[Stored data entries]

..........

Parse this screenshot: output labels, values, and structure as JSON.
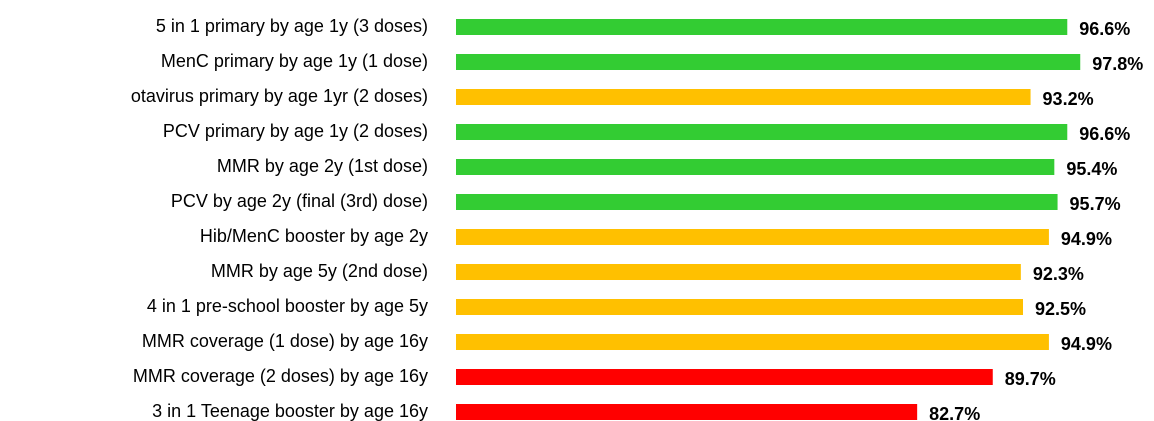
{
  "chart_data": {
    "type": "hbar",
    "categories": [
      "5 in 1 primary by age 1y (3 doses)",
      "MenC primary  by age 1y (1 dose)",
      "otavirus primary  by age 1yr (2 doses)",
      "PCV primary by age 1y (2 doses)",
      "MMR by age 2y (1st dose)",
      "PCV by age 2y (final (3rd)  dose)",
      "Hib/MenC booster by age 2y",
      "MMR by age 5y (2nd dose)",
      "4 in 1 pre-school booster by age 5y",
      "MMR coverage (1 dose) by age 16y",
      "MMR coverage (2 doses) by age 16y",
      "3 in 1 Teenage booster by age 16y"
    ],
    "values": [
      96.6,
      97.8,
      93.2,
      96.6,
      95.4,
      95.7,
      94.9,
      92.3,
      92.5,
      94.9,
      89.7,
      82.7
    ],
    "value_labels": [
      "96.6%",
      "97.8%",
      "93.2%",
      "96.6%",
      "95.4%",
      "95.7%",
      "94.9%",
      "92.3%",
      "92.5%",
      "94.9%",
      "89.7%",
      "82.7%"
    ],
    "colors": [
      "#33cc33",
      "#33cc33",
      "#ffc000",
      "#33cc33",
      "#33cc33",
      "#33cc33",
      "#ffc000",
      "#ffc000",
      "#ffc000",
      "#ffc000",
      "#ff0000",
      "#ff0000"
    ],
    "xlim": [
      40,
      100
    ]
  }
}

..........

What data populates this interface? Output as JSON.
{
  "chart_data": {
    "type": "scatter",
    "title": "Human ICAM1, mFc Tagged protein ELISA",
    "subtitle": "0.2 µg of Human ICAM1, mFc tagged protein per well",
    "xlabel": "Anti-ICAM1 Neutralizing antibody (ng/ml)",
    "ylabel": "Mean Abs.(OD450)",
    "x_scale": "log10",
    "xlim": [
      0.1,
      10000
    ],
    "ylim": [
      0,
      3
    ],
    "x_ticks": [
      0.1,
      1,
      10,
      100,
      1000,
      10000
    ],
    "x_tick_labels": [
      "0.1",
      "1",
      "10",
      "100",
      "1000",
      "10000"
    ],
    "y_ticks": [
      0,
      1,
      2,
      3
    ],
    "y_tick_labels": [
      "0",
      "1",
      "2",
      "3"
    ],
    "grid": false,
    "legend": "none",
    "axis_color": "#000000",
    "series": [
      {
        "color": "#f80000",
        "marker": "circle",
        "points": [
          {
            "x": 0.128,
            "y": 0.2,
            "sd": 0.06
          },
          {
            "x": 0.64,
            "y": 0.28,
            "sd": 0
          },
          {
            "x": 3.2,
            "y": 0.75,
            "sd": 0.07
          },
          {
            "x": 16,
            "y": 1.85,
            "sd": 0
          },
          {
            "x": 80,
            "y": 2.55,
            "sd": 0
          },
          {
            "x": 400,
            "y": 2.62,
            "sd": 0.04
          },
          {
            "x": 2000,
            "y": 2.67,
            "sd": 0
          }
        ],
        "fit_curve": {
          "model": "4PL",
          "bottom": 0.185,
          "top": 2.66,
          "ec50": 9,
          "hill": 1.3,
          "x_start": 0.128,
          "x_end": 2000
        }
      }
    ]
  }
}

..........

● **Assigned task**:
Looking at the entries above, count the lines that hold the string "values" and reply with the count alone.

● **Response area**:
2